Exercise: Every line containing the word "время" needs to be found and copied.

----- Task material -----

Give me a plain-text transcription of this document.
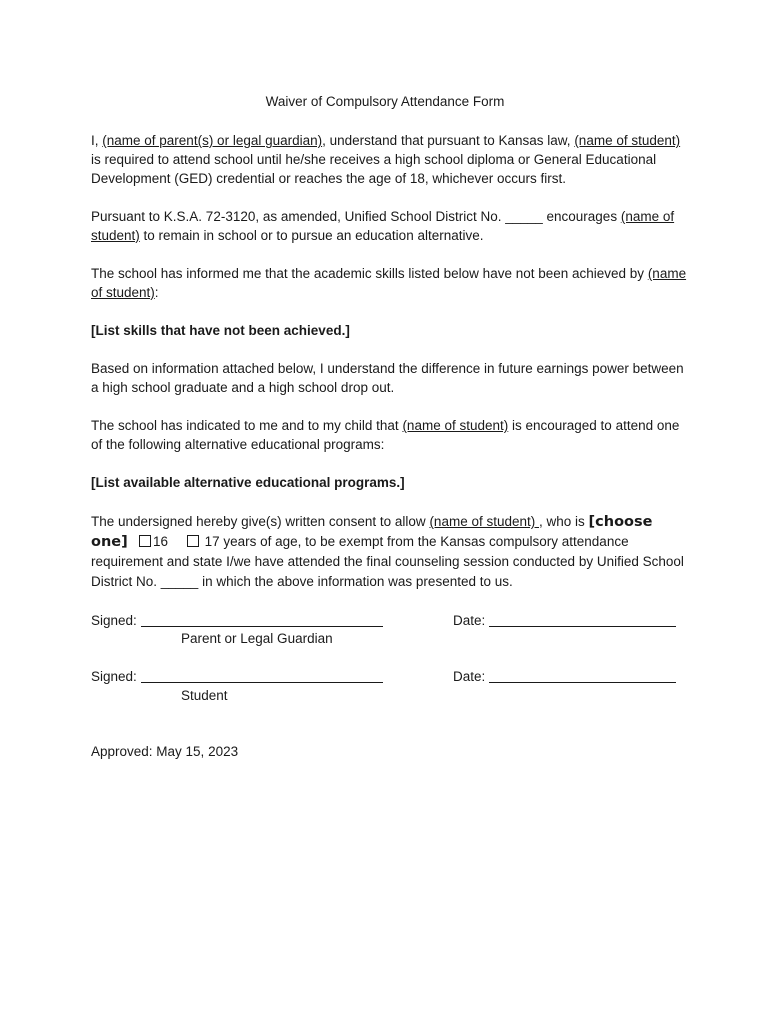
Waiver of Compulsory Attendance Form

I, (name of parent(s) or legal guardian), understand that pursuant to Kansas law, (name of student) is required to attend school until he/she receives a high school diploma or General Educational Development (GED) credential or reaches the age of 18, whichever occurs first.

Pursuant to K.S.A. 72-3120, as amended, Unified School District No. _____ encourages (name of student) to remain in school or to pursue an education alternative.

The school has informed me that the academic skills listed below have not been achieved by (name of student):

[List skills that have not been achieved.]

Based on information attached below, I understand the difference in future earnings power between a high school graduate and a high school drop out.

The school has indicated to me and to my child that (name of student) is encouraged to attend one of the following alternative educational programs:

[List available alternative educational programs.]

The undersigned hereby give(s) written consent to allow (name of student) , who is [choose one] 16	17 years of age, to be exempt from the Kansas compulsory attendance requirement and state I/we have attended the final counseling session conducted by Unified School District No. _____ in which the above information was presented to us.

Signed:
Parent or Legal Guardian
Date:
Signed:
Student
Date:
Approved: May 15, 2023
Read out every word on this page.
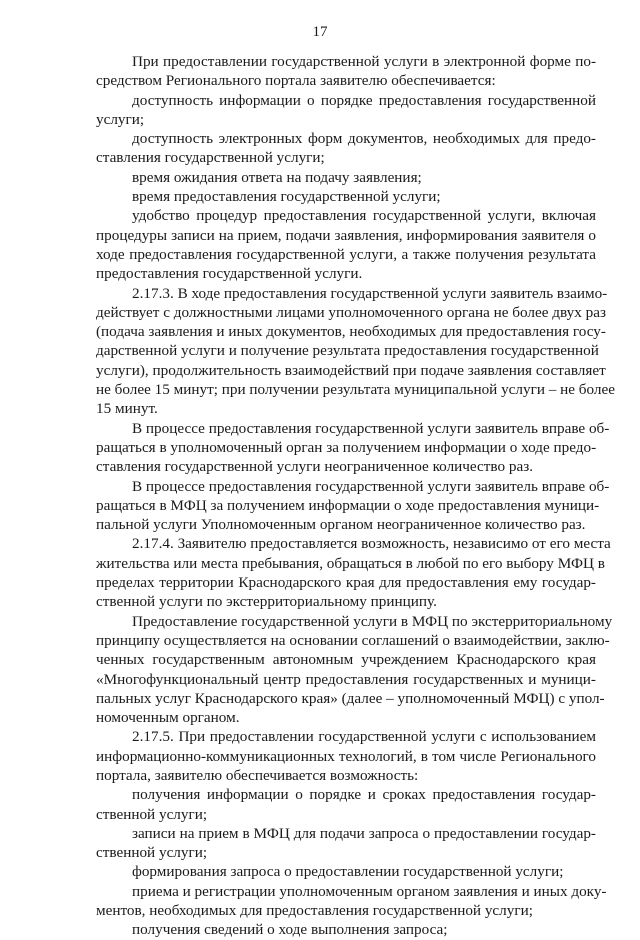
17
При предоставлении государственной услуги в электронной форме по-
средством Регионального портала заявителю обеспечивается:
доступность информации о порядке предоставления государственной
услуги;
доступность электронных форм документов, необходимых для предо-
ставления государственной услуги;
время ожидания ответа на подачу заявления;
время предоставления государственной услуги;
удобство процедур предоставления государственной услуги, включая
процедуры записи на прием, подачи заявления, информирования заявителя о
ходе предоставления государственной услуги, а также получения результата
предоставления государственной услуги.
2.17.3. В ходе предоставления государственной услуги заявитель взаимо-
действует с должностными лицами уполномоченного органа не более двух раз
(подача заявления и иных документов, необходимых для предоставления госу-
дарственной услуги и получение результата предоставления государственной
услуги), продолжительность взаимодействий при подаче заявления составляет
не более 15 минут; при получении результата муниципальной услуги – не более
15 минут.
В процессе предоставления государственной услуги заявитель вправе об-
ращаться в уполномоченный орган за получением информации о ходе предо-
ставления государственной услуги неограниченное количество раз.
В процессе предоставления государственной услуги заявитель вправе об-
ращаться в МФЦ за получением информации о ходе предоставления муници-
пальной услуги Уполномоченным органом неограниченное количество раз.
2.17.4. Заявителю предоставляется возможность, независимо от его места
жительства или места пребывания, обращаться в любой по его выбору МФЦ в
пределах территории Краснодарского края для предоставления ему государ-
ственной услуги по экстерриториальному принципу.
Предоставление государственной услуги в МФЦ по экстерриториальному
принципу осуществляется на основании соглашений о взаимодействии, заклю-
ченных государственным автономным учреждением Краснодарского края
«Многофункциональный центр предоставления государственных и муници-
пальных услуг Краснодарского края» (далее – уполномоченный МФЦ) с упол-
номоченным органом.
2.17.5. При предоставлении государственной услуги с использованием
информационно-коммуникационных технологий, в том числе Регионального
портала, заявителю обеспечивается возможность:
получения информации о порядке и сроках предоставления государ-
ственной услуги;
записи на прием в МФЦ для подачи запроса о предоставлении государ-
ственной услуги;
формирования запроса о предоставлении государственной услуги;
приема и регистрации уполномоченным органом заявления и иных доку-
ментов, необходимых для предоставления государственной услуги;
получения сведений о ходе выполнения запроса;
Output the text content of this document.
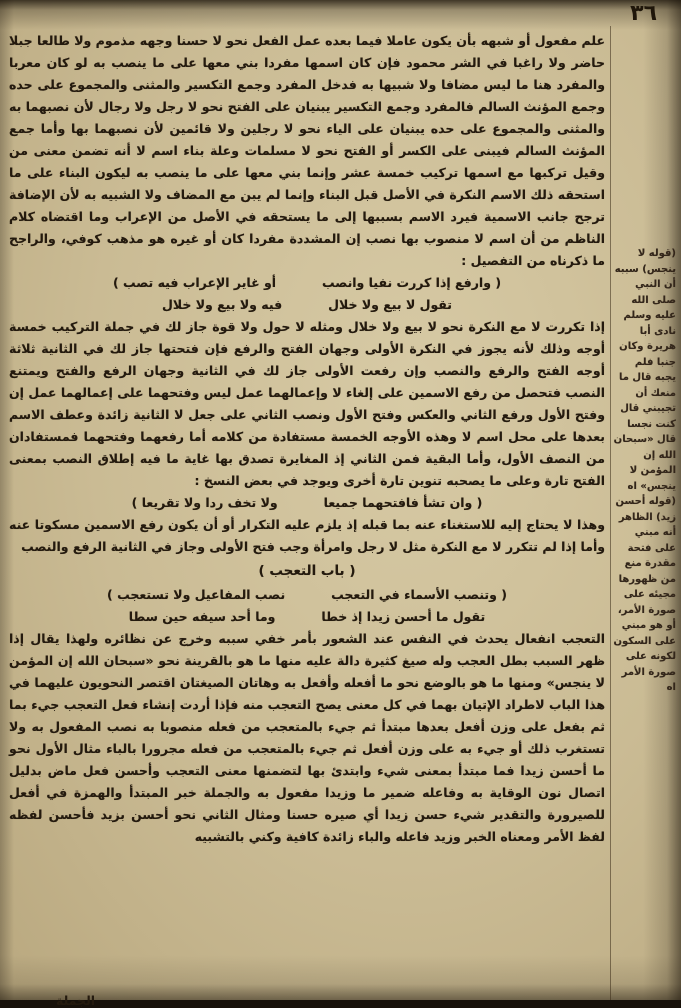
٣٦
(قوله لا ينجس) سببه أن النبي صلى الله عليه وسلم نادى أبا هريرة وكان جنبا فلم يجبه قال ما منعك أن تجيبني قال كنت نجسا قال «سبحان الله إن المؤمن لا ينجس» اه (قوله أحسن زيد) الظاهر أنه مبني على فتحة مقدرة منع من ظهورها مجيئه على صورة الأمر، أو هو مبني على السكون لكونه على صورة الأمر اه

علم مفعول أو شبهه بأن يكون عاملا فيما بعده عمل الفعل نحو لا حسنا وجهه مذموم ولا طالعا جبلا حاضر ولا راغبا في الشر محمود فإن كان اسمها مفردا بني معها على ما ينصب به لو كان معربا والمفرد هنا ما ليس مضافا ولا شبيها به فدخل المفرد وجمع التكسير والمثنى والمجموع على حده وجمع المؤنث السالم فالمفرد وجمع التكسير يبنيان على الفتح نحو لا رجل ولا رجال لأن نصبهما به والمثنى والمجموع على حده يبنيان على الياء نحو لا رجلين ولا قائمين لأن نصبهما بها وأما جمع المؤنث السالم فيبنى على الكسر أو الفتح نحو لا مسلمات وعلة بناء اسم لا أنه تضمن معنى من وقيل تركبها مع اسمها تركيب خمسة عشر وإنما بني معها على ما ينصب به ليكون البناء على ما استحقه ذلك الاسم النكرة في الأصل قبل البناء وإنما لم يبن مع المضاف ولا الشبيه به لأن الإضافة ترجح جانب الاسمية فيرد الاسم بسببها إلى ما يستحقه في الأصل من الإعراب وما اقتضاه كلام الناظم من أن اسم لا منصوب بها نصب إن المشددة مفردا كان أو غيره هو مذهب كوفي، والراجح ما ذكرناه من التفصيل :

( وارفع إذا كررت نفيا وانصب
أو غاير الإعراب فيه تصب )
تقول لا بيع ولا خلال
فيه ولا بيع ولا خلال

إذا تكررت لا مع النكرة نحو لا بيع ولا خلال ومثله لا حول ولا قوة جاز لك في جملة التركيب خمسة أوجه وذلك لأنه يجوز في النكرة الأولى وجهان الفتح والرفع فإن فتحتها جاز لك في الثانية ثلاثة أوجه الفتح والرفع والنصب وإن رفعت الأولى جاز لك في الثانية وجهان الرفع والفتح ويمتنع النصب فتحصل من رفع الاسمين على إلغاء لا وإعمالهما عمل ليس وفتحهما على إعمالهما عمل إن وفتح الأول ورفع الثاني والعكس وفتح الأول ونصب الثاني على جعل لا الثانية زائدة وعطف الاسم بعدها على محل اسم لا وهذه الأوجه الخمسة مستفادة من كلامه أما رفعهما وفتحهما فمستفادان من النصف الأول، وأما البقية فمن الثاني إذ المغايرة تصدق بها غاية ما فيه إطلاق النصب بمعنى الفتح تارة وعلى ما يصحبه تنوين تارة أخرى ويوجد في بعض النسخ :

( وان تشأ فافتحهما جميعا
ولا تخف ردا ولا تقريعا )

وهذا لا يحتاج إليه للاستغناء عنه بما قبله إذ يلزم عليه التكرار أو أن يكون رفع الاسمين مسكوتا عنه وأما إذا لم تتكرر لا مع النكرة مثل لا رجل وامرأة وجب فتح الأولى وجاز في الثانية الرفع والنصب

( باب التعجب )
( وتنصب الأسماء في التعجب
نصب المفاعيل ولا تستعجب )
تقول ما أحسن زيدا إذ خطا
وما أحد سيفه حين سطا

التعجب انفعال يحدث في النفس عند الشعور بأمر خفي سببه وخرج عن نظائره ولهذا يقال إذا ظهر السبب بطل العجب وله صيغ كثيرة دالة عليه منها ما هو بالقرينة نحو «سبحان الله إن المؤمن لا ينجس» ومنها ما هو بالوضع نحو ما أفعله وأفعل به وهاتان الصيغتان اقتصر النحويون عليهما في هذا الباب لاطراد الإتيان بهما في كل معنى يصح التعجب منه فإذا أردت إنشاء فعل التعجب جيء بما ثم بفعل على وزن أفعل بعدها مبتدأ ثم جيء بالمتعجب من فعله منصوبا به نصب المفعول به ولا تستغرب ذلك أو جيء به على وزن أفعل ثم جيء بالمتعجب من فعله مجرورا بالباء مثال الأول نحو ما أحسن زيدا فما مبتدأ بمعنى شيء وابتدئ بها لتضمنها معنى التعجب وأحسن فعل ماض بدليل اتصال نون الوقاية به وفاعله ضمير ما وزيدا مفعول به والجملة خبر المبتدأ والهمزة في أفعل للصيرورة والتقدير شيء حسن زيدا أي صيره حسنا ومثال الثاني نحو أحسن بزيد فأحسن لفظه لفظ الأمر ومعناه الخبر وزيد فاعله والباء زائدة كافية وكني بالتشبيه

الجملة
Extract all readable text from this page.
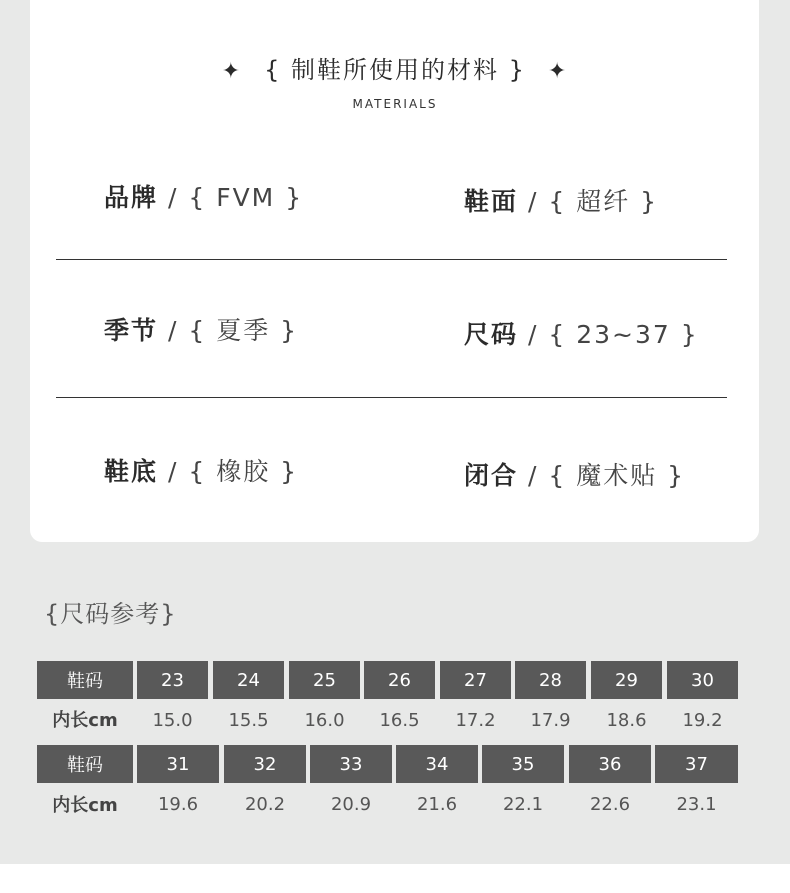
✦ { 制鞋所使用的材料 } ✦
MATERIALS
品牌 / { FVM }	鞋面 / { 超纤 }
季节 / { 夏季 }	尺码 / { 23~37 }
鞋底 / { 橡胶 }	闭合 / { 魔术贴 }
{尺码参考}
鞋码	23	24	25	26	27	28	29	30
内长cm	15.0	15.5	16.0	16.5	17.2	17.9	18.6	19.2
鞋码	31	32	33	34	35	36	37
内长cm	19.6	20.2	20.9	21.6	22.1	22.6	23.1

-----

Expected output:
время ожидания ответа на подачу заявления;
время предоставления государственной услуги;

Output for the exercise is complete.